* SET EXERCISE
All records must be quoted exactly. Omit the pictures.
------------------------------------
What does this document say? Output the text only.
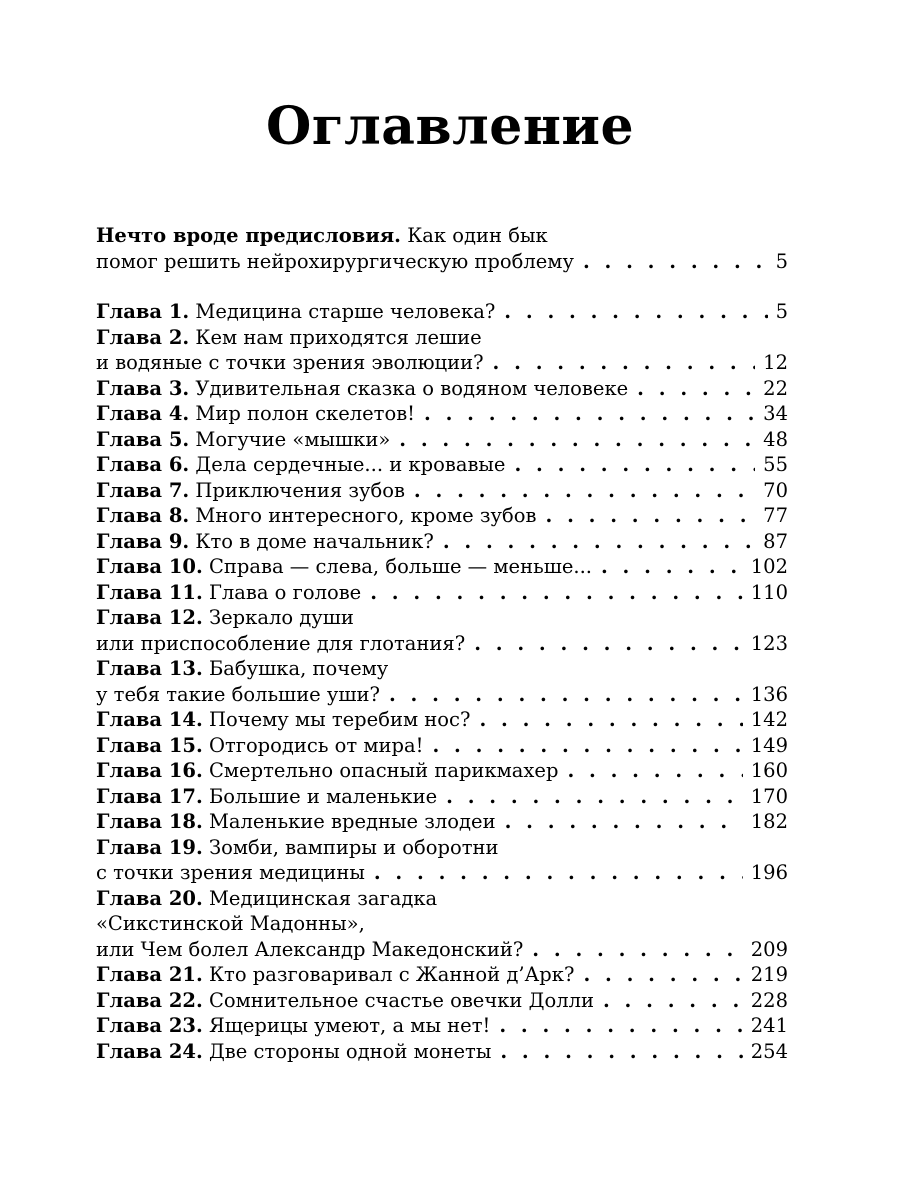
Оглавление
Нечто вроде предисловия. Как один бык
помог решить нейрохирургическую проблему . . .	5
Глава 1. Медицина старше человека? . . .	5
Глава 2. Кем нам приходятся лешие
и водяные с точки зрения эволюции? . . .	12
Глава 3. Удивительная сказка о водяном человеке . . .	22
Глава 4. Мир полон скелетов! . . .	34
Глава 5. Могучие «мышки» . . .	48
Глава 6. Дела сердечные... и кровавые . . .	55
Глава 7. Приключения зубов . . .	70
Глава 8. Много интересного, кроме зубов . . .	77
Глава 9. Кто в доме начальник? . . .	87
Глава 10. Справа — слева, больше — меньше... . . .	102
Глава 11. Глава о голове . . .	110
Глава 12. Зеркало души
или приспособление для глотания? . . .	123
Глава 13. Бабушка, почему
у тебя такие большие уши? . . .	136
Глава 14. Почему мы теребим нос? . . .	142
Глава 15. Отгородись от мира! . . .	149
Глава 16. Смертельно опасный парикмахер . . .	160
Глава 17. Большие и маленькие . . .	170
Глава 18. Маленькие вредные злодеи . . .	182
Глава 19. Зомби, вампиры и оборотни
с точки зрения медицины . . .	196
Глава 20. Медицинская загадка
«Сикстинской Мадонны»,
или Чем болел Александр Македонский? . . .	209
Глава 21. Кто разговаривал с Жанной д’Арк? . . .	219
Глава 22. Сомнительное счастье овечки Долли . . .	228
Глава 23. Ящерицы умеют, а мы нет! . . .	241
Глава 24. Две стороны одной монеты . . .	254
------------------------------------
* ANSWER TO THIS TASK
What does this document say? Output the text only.
Оглавление
Нечто вроде предисловия. Как один бык
помог решить нейрохирургическую проблему . . .	5
Глава 1. Медицина старше человека? . . .	5
Глава 2. Кем нам приходятся лешие
и водяные с точки зрения эволюции? . . .	12
Глава 3. Удивительная сказка о водяном человеке . . .	22
Глава 4. Мир полон скелетов! . . .	34
Глава 5. Могучие «мышки» . . .	48
Глава 6. Дела сердечные... и кровавые . . .	55
Глава 7. Приключения зубов . . .	70
Глава 8. Много интересного, кроме зубов . . .	77
Глава 9. Кто в доме начальник? . . .	87
Глава 10. Справа — слева, больше — меньше... . . .	102
Глава 11. Глава о голове . . .	110
Глава 12. Зеркало души
или приспособление для глотания? . . .	123
Глава 13. Бабушка, почему
у тебя такие большие уши? . . .	136
Глава 14. Почему мы теребим нос? . . .	142
Глава 15. Отгородись от мира! . . .	149
Глава 16. Смертельно опасный парикмахер . . .	160
Глава 17. Большие и маленькие . . .	170
Глава 18. Маленькие вредные злодеи . . .	182
Глава 19. Зомби, вампиры и оборотни
с точки зрения медицины . . .	196
Глава 20. Медицинская загадка
«Сикстинской Мадонны»,
или Чем болел Александр Македонский? . . .	209
Глава 21. Кто разговаривал с Жанной д’Арк? . . .	219
Глава 22. Сомнительное счастье овечки Долли . . .	228
Глава 23. Ящерицы умеют, а мы нет! . . .	241
Глава 24. Две стороны одной монеты . . .	254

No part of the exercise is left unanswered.